--- BEGIN ---

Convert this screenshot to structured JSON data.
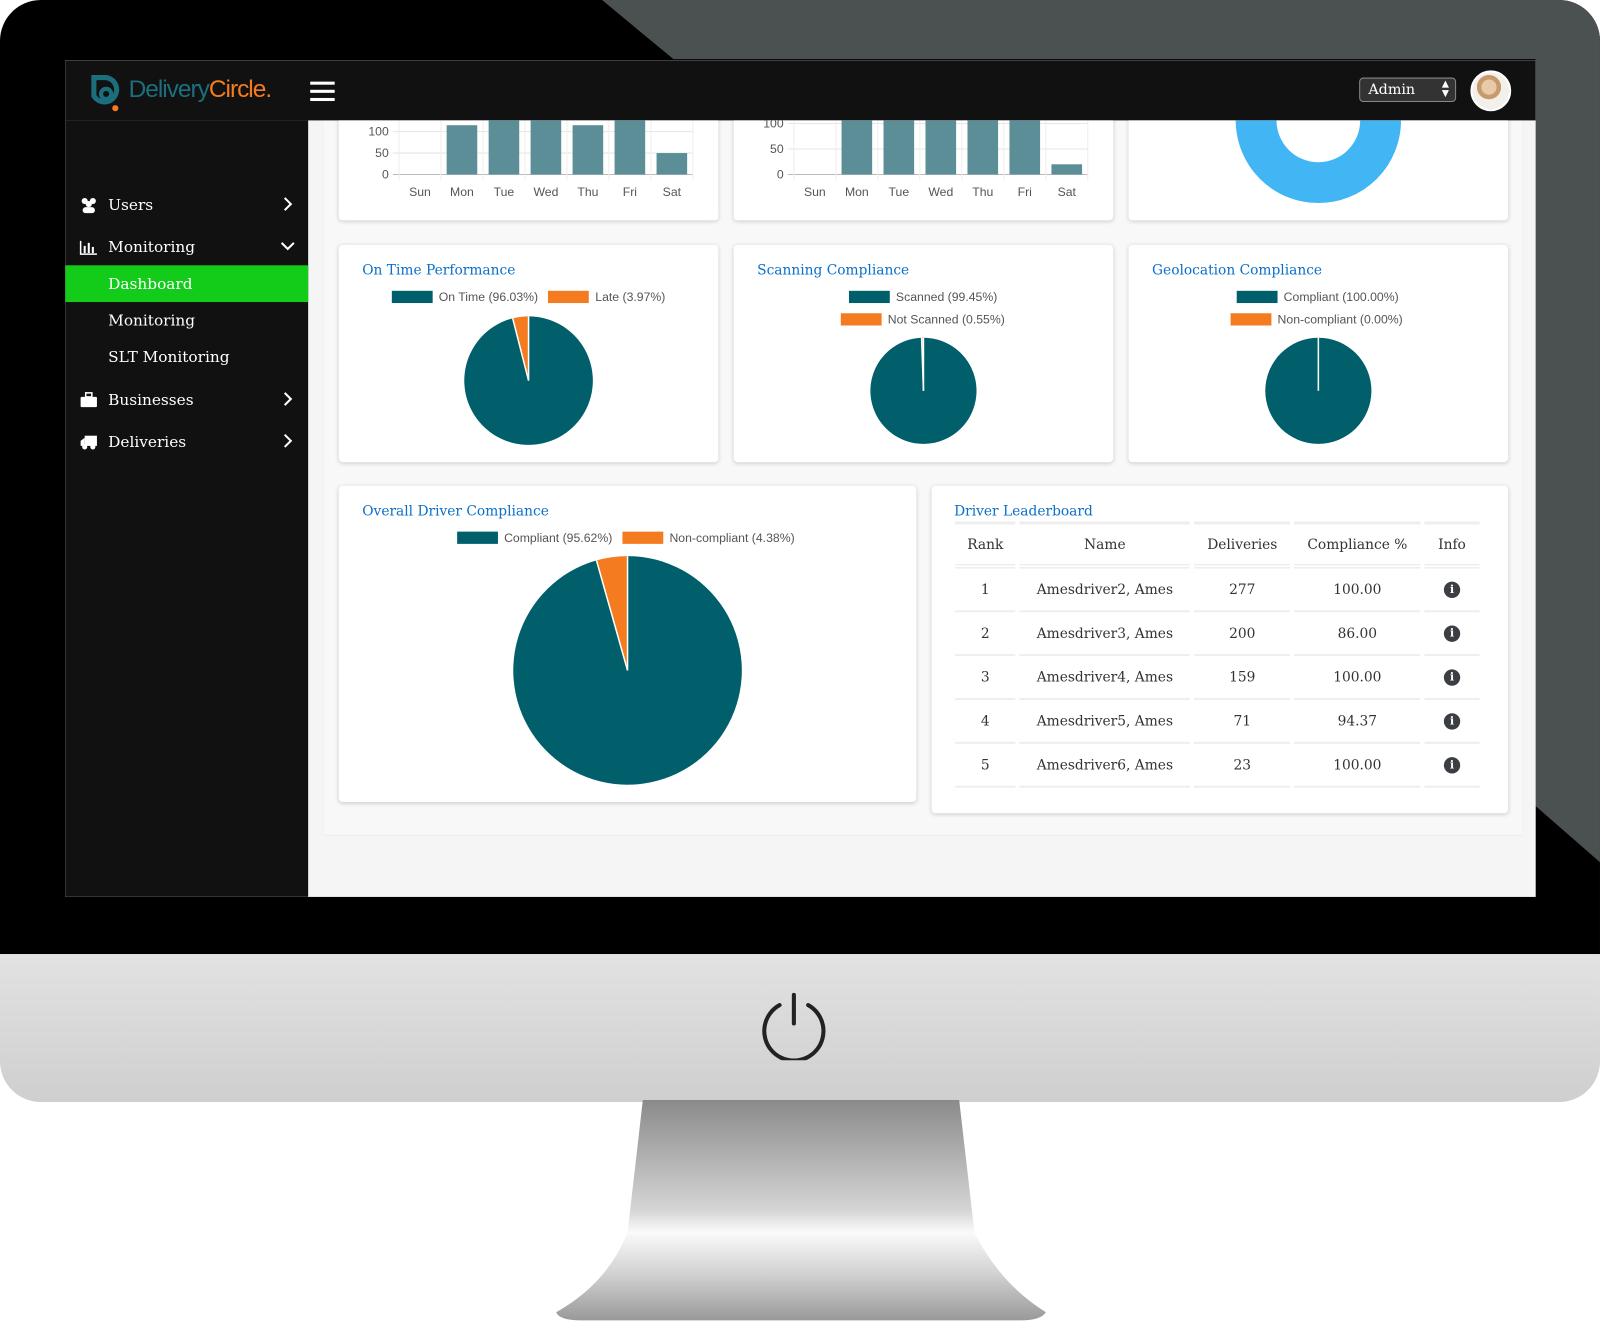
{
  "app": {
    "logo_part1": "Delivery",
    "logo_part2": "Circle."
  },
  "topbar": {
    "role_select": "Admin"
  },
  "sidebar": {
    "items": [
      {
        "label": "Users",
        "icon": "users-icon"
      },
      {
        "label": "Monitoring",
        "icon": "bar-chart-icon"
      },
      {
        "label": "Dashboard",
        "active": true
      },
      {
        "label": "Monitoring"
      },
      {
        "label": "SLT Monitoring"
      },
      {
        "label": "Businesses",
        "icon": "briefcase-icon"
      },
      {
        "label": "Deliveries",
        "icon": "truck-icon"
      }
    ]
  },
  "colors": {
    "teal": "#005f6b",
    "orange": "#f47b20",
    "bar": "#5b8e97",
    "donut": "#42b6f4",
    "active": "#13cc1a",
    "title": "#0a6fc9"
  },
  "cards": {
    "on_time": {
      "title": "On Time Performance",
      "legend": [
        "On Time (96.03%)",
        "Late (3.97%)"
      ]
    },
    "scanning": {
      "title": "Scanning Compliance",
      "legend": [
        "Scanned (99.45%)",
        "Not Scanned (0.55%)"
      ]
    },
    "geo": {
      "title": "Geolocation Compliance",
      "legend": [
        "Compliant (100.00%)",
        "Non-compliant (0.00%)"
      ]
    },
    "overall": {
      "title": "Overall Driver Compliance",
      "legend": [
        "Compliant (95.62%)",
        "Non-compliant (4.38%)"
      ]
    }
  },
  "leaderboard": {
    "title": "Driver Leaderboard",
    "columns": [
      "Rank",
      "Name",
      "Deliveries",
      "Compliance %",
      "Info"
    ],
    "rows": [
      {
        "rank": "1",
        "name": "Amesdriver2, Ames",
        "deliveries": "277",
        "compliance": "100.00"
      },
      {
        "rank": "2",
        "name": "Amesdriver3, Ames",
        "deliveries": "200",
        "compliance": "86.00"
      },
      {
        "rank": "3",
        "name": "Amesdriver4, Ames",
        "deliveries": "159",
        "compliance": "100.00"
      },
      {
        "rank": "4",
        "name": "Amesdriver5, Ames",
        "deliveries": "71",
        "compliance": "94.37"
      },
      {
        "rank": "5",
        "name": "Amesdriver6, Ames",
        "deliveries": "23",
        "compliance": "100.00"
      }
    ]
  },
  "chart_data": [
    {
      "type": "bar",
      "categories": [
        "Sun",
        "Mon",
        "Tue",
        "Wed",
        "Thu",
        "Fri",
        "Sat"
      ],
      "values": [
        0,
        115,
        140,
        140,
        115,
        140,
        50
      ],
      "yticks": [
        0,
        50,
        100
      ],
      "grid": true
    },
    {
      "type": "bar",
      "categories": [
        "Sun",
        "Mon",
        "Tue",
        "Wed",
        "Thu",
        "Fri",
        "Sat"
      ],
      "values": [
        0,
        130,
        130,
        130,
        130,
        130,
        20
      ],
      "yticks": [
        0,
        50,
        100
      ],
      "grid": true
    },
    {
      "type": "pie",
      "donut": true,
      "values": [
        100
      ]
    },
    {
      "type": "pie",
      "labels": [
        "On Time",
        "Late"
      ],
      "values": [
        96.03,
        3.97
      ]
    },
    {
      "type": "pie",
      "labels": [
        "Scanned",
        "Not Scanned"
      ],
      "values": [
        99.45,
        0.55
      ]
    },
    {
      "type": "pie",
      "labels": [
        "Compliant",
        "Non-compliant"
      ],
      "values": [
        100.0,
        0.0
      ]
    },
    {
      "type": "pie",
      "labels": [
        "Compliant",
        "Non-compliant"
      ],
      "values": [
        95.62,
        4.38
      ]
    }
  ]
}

--- END ---

Omit the pictures and give the material again, exactly and in full.

Convert this screenshot to structured JSON data.
{
  "app": {
    "logo_part1": "Delivery",
    "logo_part2": "Circle."
  },
  "topbar": {
    "role_select": "Admin"
  },
  "sidebar": {
    "items": [
      {
        "label": "Users",
        "icon": "users-icon"
      },
      {
        "label": "Monitoring",
        "icon": "bar-chart-icon"
      },
      {
        "label": "Dashboard",
        "active": true
      },
      {
        "label": "Monitoring"
      },
      {
        "label": "SLT Monitoring"
      },
      {
        "label": "Businesses",
        "icon": "briefcase-icon"
      },
      {
        "label": "Deliveries",
        "icon": "truck-icon"
      }
    ]
  },
  "colors": {
    "teal": "#005f6b",
    "orange": "#f47b20",
    "bar": "#5b8e97",
    "donut": "#42b6f4",
    "active": "#13cc1a",
    "title": "#0a6fc9"
  },
  "cards": {
    "on_time": {
      "title": "On Time Performance",
      "legend": [
        "On Time (96.03%)",
        "Late (3.97%)"
      ]
    },
    "scanning": {
      "title": "Scanning Compliance",
      "legend": [
        "Scanned (99.45%)",
        "Not Scanned (0.55%)"
      ]
    },
    "geo": {
      "title": "Geolocation Compliance",
      "legend": [
        "Compliant (100.00%)",
        "Non-compliant (0.00%)"
      ]
    },
    "overall": {
      "title": "Overall Driver Compliance",
      "legend": [
        "Compliant (95.62%)",
        "Non-compliant (4.38%)"
      ]
    }
  },
  "leaderboard": {
    "title": "Driver Leaderboard",
    "columns": [
      "Rank",
      "Name",
      "Deliveries",
      "Compliance %",
      "Info"
    ],
    "rows": [
      {
        "rank": "1",
        "name": "Amesdriver2, Ames",
        "deliveries": "277",
        "compliance": "100.00"
      },
      {
        "rank": "2",
        "name": "Amesdriver3, Ames",
        "deliveries": "200",
        "compliance": "86.00"
      },
      {
        "rank": "3",
        "name": "Amesdriver4, Ames",
        "deliveries": "159",
        "compliance": "100.00"
      },
      {
        "rank": "4",
        "name": "Amesdriver5, Ames",
        "deliveries": "71",
        "compliance": "94.37"
      },
      {
        "rank": "5",
        "name": "Amesdriver6, Ames",
        "deliveries": "23",
        "compliance": "100.00"
      }
    ]
  },
  "chart_data": [
    {
      "type": "bar",
      "categories": [
        "Sun",
        "Mon",
        "Tue",
        "Wed",
        "Thu",
        "Fri",
        "Sat"
      ],
      "values": [
        0,
        115,
        140,
        140,
        115,
        140,
        50
      ],
      "yticks": [
        0,
        50,
        100
      ],
      "grid": true
    },
    {
      "type": "bar",
      "categories": [
        "Sun",
        "Mon",
        "Tue",
        "Wed",
        "Thu",
        "Fri",
        "Sat"
      ],
      "values": [
        0,
        130,
        130,
        130,
        130,
        130,
        20
      ],
      "yticks": [
        0,
        50,
        100
      ],
      "grid": true
    },
    {
      "type": "pie",
      "donut": true,
      "values": [
        100
      ]
    },
    {
      "type": "pie",
      "labels": [
        "On Time",
        "Late"
      ],
      "values": [
        96.03,
        3.97
      ]
    },
    {
      "type": "pie",
      "labels": [
        "Scanned",
        "Not Scanned"
      ],
      "values": [
        99.45,
        0.55
      ]
    },
    {
      "type": "pie",
      "labels": [
        "Compliant",
        "Non-compliant"
      ],
      "values": [
        100.0,
        0.0
      ]
    },
    {
      "type": "pie",
      "labels": [
        "Compliant",
        "Non-compliant"
      ],
      "values": [
        95.62,
        4.38
      ]
    }
  ]
}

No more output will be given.